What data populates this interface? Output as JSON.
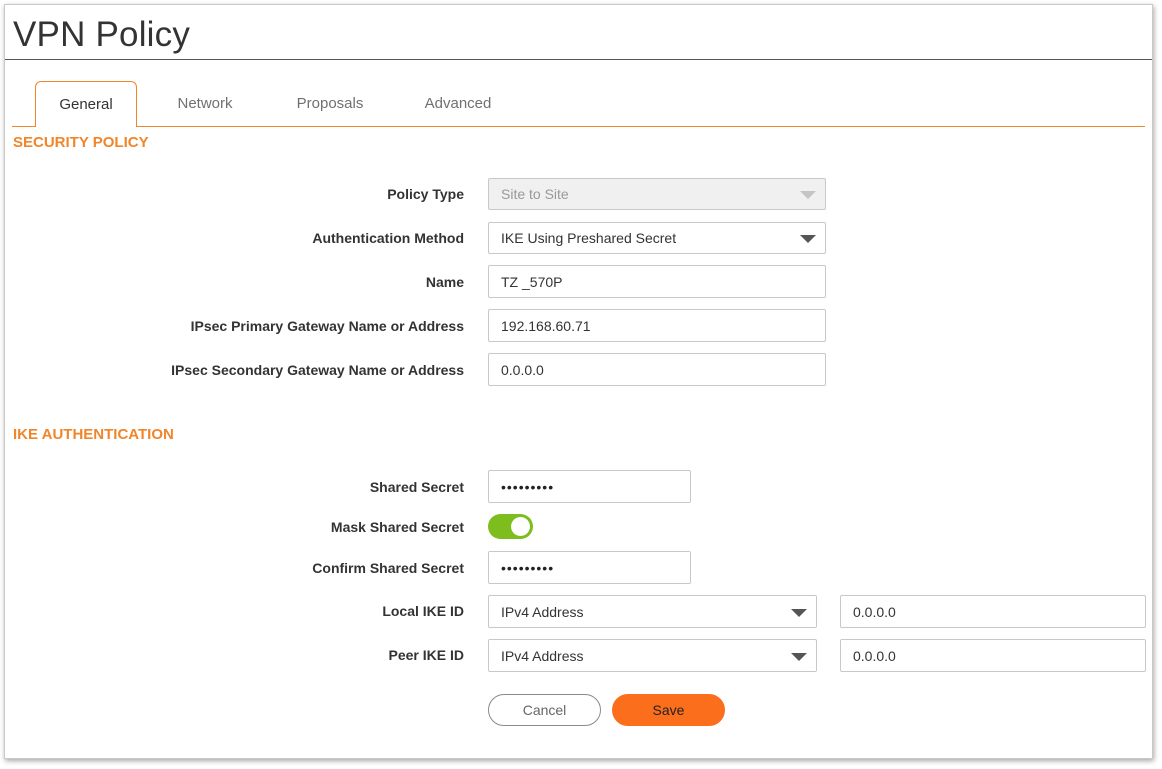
{
  "window": {
    "title": "VPN Policy"
  },
  "tabs": [
    {
      "label": "General",
      "active": true
    },
    {
      "label": "Network",
      "active": false
    },
    {
      "label": "Proposals",
      "active": false
    },
    {
      "label": "Advanced",
      "active": false
    }
  ],
  "security_policy": {
    "heading": "SECURITY POLICY",
    "policy_type": {
      "label": "Policy Type",
      "value": "Site to Site",
      "disabled": true
    },
    "auth_method": {
      "label": "Authentication Method",
      "value": "IKE Using Preshared Secret"
    },
    "name": {
      "label": "Name",
      "value": "TZ _570P"
    },
    "primary_gateway": {
      "label": "IPsec Primary Gateway Name or Address",
      "value": "192.168.60.71"
    },
    "secondary_gateway": {
      "label": "IPsec Secondary Gateway Name or Address",
      "value": "0.0.0.0"
    }
  },
  "ike_auth": {
    "heading": "IKE AUTHENTICATION",
    "shared_secret": {
      "label": "Shared Secret",
      "masked_value": "•••••••••"
    },
    "mask_shared_secret": {
      "label": "Mask Shared Secret",
      "enabled": true
    },
    "confirm_secret": {
      "label": "Confirm Shared Secret",
      "masked_value": "•••••••••"
    },
    "local_ike_id": {
      "label": "Local IKE ID",
      "type": "IPv4 Address",
      "value": "0.0.0.0"
    },
    "peer_ike_id": {
      "label": "Peer IKE ID",
      "type": "IPv4 Address",
      "value": "0.0.0.0"
    }
  },
  "actions": {
    "cancel_label": "Cancel",
    "save_label": "Save"
  },
  "colors": {
    "accent": "#f0852a",
    "toggle_on": "#7dbd1d",
    "save_button": "#fb6e1c"
  },
  "icons": {
    "dropdown": "caret-down-icon",
    "toggle": "toggle-switch"
  }
}
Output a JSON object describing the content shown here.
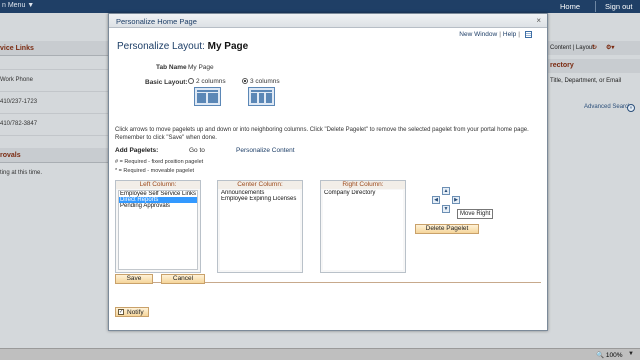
{
  "topbar": {
    "menu": "n Menu ▼",
    "home": "Home",
    "signout": "Sign out"
  },
  "bg_left": {
    "links_heading": "vice Links",
    "work_phone_label": "Work Phone",
    "phone1": "410/237-1723",
    "phone2": "410/782-3847",
    "approvals_heading": "rovals",
    "approvals_text": "ting at this time."
  },
  "bg_right": {
    "content_layout": "Content | Layout",
    "directory_heading": "rectory",
    "directory_desc": "Title, Department, or Email",
    "advanced_search": "Advanced Search"
  },
  "modal": {
    "title": "Personalize Home Page",
    "close": "×",
    "new_window": "New Window",
    "help": "Help",
    "heading_prefix": "Personalize Layout:",
    "heading_page": "My Page",
    "tab_name_label": "Tab Name",
    "tab_name_value": "My Page",
    "basic_layout_label": "Basic Layout:",
    "two_columns": "2 columns",
    "three_columns": "3 columns",
    "selected_layout": "3 columns",
    "instructions": "Click arrows to move pagelets up and down or into neighboring columns. Click \"Delete Pagelet\" to remove the selected pagelet from your portal home page. Remember to click \"Save\" when done.",
    "add_pagelets": "Add Pagelets:",
    "go_to": "Go to",
    "personalize_content": "Personalize Content",
    "legend_fixed": "# = Required - fixed position pagelet",
    "legend_moveable": "* = Required - moveable pagelet",
    "left_column": {
      "title": "Left Column:",
      "items": [
        "Employee Self Service Links",
        "Direct Reports",
        "Pending Approvals"
      ],
      "selected": "Direct Reports"
    },
    "center_column": {
      "title": "Center Column:",
      "items": [
        "Announcements",
        "Employee Expiring Licenses"
      ]
    },
    "right_column": {
      "title": "Right Column:",
      "items": [
        "Company Directory"
      ]
    },
    "move_right_tooltip": "Move Right",
    "delete_pagelet": "Delete Pagelet",
    "save": "Save",
    "cancel": "Cancel",
    "notify": "Notify"
  },
  "statusbar": {
    "zoom": "100%"
  },
  "colors": {
    "title_blue": "#1d3e67",
    "column_heading": "#9c4a1c",
    "selection": "#3399ff",
    "topbar": "#1f3f66"
  }
}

• **Task description**:
Leave out the pictures and print each record exactly as it stands.

• **The output**:
What data populates this interface? Output as JSON.
{
  "window": {
    "title": "VPN Policy"
  },
  "tabs": [
    {
      "label": "General",
      "active": true
    },
    {
      "label": "Network",
      "active": false
    },
    {
      "label": "Proposals",
      "active": false
    },
    {
      "label": "Advanced",
      "active": false
    }
  ],
  "security_policy": {
    "heading": "SECURITY POLICY",
    "policy_type": {
      "label": "Policy Type",
      "value": "Site to Site",
      "disabled": true
    },
    "auth_method": {
      "label": "Authentication Method",
      "value": "IKE Using Preshared Secret"
    },
    "name": {
      "label": "Name",
      "value": "TZ _570P"
    },
    "primary_gateway": {
      "label": "IPsec Primary Gateway Name or Address",
      "value": "192.168.60.71"
    },
    "secondary_gateway": {
      "label": "IPsec Secondary Gateway Name or Address",
      "value": "0.0.0.0"
    }
  },
  "ike_auth": {
    "heading": "IKE AUTHENTICATION",
    "shared_secret": {
      "label": "Shared Secret",
      "masked_value": "•••••••••"
    },
    "mask_shared_secret": {
      "label": "Mask Shared Secret",
      "enabled": true
    },
    "confirm_secret": {
      "label": "Confirm Shared Secret",
      "masked_value": "•••••••••"
    },
    "local_ike_id": {
      "label": "Local IKE ID",
      "type": "IPv4 Address",
      "value": "0.0.0.0"
    },
    "peer_ike_id": {
      "label": "Peer IKE ID",
      "type": "IPv4 Address",
      "value": "0.0.0.0"
    }
  },
  "actions": {
    "cancel_label": "Cancel",
    "save_label": "Save"
  },
  "colors": {
    "accent": "#f0852a",
    "toggle_on": "#7dbd1d",
    "save_button": "#fb6e1c"
  },
  "icons": {
    "dropdown": "caret-down-icon",
    "toggle": "toggle-switch"
  }
}
Output a JSON object describing the content shown here.
{
  "topbar": {
    "menu": "n Menu ▼",
    "home": "Home",
    "signout": "Sign out"
  },
  "bg_left": {
    "links_heading": "vice Links",
    "work_phone_label": "Work Phone",
    "phone1": "410/237-1723",
    "phone2": "410/782-3847",
    "approvals_heading": "rovals",
    "approvals_text": "ting at this time."
  },
  "bg_right": {
    "content_layout": "Content | Layout",
    "directory_heading": "rectory",
    "directory_desc": "Title, Department, or Email",
    "advanced_search": "Advanced Search"
  },
  "modal": {
    "title": "Personalize Home Page",
    "close": "×",
    "new_window": "New Window",
    "help": "Help",
    "heading_prefix": "Personalize Layout:",
    "heading_page": "My Page",
    "tab_name_label": "Tab Name",
    "tab_name_value": "My Page",
    "basic_layout_label": "Basic Layout:",
    "two_columns": "2 columns",
    "three_columns": "3 columns",
    "selected_layout": "3 columns",
    "instructions": "Click arrows to move pagelets up and down or into neighboring columns. Click \"Delete Pagelet\" to remove the selected pagelet from your portal home page. Remember to click \"Save\" when done.",
    "add_pagelets": "Add Pagelets:",
    "go_to": "Go to",
    "personalize_content": "Personalize Content",
    "legend_fixed": "# = Required - fixed position pagelet",
    "legend_moveable": "* = Required - moveable pagelet",
    "left_column": {
      "title": "Left Column:",
      "items": [
        "Employee Self Service Links",
        "Direct Reports",
        "Pending Approvals"
      ],
      "selected": "Direct Reports"
    },
    "center_column": {
      "title": "Center Column:",
      "items": [
        "Announcements",
        "Employee Expiring Licenses"
      ]
    },
    "right_column": {
      "title": "Right Column:",
      "items": [
        "Company Directory"
      ]
    },
    "move_right_tooltip": "Move Right",
    "delete_pagelet": "Delete Pagelet",
    "save": "Save",
    "cancel": "Cancel",
    "notify": "Notify"
  },
  "statusbar": {
    "zoom": "100%"
  },
  "colors": {
    "title_blue": "#1d3e67",
    "column_heading": "#9c4a1c",
    "selection": "#3399ff",
    "topbar": "#1f3f66"
  }
}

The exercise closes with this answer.